Task prompt: Lines containing the word "John" in the data below: say how many, with no other text.

+++

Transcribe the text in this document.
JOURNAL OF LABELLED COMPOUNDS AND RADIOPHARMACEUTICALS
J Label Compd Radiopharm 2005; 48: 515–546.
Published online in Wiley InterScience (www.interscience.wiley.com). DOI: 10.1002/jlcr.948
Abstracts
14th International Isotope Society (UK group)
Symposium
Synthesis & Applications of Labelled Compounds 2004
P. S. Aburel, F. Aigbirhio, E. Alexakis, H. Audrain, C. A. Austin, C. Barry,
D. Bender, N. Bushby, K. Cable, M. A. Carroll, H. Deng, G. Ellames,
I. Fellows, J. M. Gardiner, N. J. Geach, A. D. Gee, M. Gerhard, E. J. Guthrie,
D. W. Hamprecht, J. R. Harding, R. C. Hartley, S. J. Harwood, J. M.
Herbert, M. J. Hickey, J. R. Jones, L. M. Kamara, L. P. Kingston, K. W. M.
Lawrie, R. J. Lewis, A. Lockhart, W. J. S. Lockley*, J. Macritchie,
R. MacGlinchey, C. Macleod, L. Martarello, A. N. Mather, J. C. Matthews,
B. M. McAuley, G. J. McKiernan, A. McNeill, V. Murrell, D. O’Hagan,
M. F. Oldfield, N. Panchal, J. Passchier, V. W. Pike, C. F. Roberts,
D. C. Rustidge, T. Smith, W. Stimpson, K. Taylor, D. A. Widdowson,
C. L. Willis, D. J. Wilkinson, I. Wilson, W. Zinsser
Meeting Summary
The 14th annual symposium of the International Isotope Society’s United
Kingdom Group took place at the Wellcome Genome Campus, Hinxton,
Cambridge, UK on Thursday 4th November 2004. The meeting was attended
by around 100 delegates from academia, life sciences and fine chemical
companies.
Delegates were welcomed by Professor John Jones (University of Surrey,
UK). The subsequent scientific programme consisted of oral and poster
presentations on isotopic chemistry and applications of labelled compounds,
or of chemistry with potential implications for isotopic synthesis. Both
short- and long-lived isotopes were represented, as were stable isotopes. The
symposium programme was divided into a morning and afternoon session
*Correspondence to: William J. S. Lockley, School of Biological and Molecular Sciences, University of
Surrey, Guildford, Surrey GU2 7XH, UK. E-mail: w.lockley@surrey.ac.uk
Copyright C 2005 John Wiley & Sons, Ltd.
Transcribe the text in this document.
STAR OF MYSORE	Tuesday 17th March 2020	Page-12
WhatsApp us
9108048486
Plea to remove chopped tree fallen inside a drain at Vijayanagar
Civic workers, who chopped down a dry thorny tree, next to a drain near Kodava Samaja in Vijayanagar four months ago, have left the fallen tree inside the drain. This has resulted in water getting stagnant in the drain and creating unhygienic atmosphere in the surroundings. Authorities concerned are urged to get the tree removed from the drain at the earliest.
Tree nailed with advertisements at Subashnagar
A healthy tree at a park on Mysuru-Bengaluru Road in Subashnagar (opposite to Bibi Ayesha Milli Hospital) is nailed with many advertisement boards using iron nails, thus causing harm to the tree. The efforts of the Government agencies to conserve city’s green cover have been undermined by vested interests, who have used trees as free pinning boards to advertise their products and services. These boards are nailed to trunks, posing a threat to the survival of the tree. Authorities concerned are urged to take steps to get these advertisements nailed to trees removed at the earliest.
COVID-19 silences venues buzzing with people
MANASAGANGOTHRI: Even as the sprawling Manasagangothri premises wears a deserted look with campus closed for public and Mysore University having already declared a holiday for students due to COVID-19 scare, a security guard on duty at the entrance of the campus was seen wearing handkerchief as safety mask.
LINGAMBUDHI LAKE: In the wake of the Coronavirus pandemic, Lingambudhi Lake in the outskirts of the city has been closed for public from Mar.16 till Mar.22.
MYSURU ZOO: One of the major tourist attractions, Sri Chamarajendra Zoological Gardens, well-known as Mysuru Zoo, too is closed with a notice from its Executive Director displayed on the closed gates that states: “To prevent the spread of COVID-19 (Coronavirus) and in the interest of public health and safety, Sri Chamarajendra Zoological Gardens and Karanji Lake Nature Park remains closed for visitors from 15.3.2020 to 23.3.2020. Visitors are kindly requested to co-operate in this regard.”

+++

Reply to the exercise: 2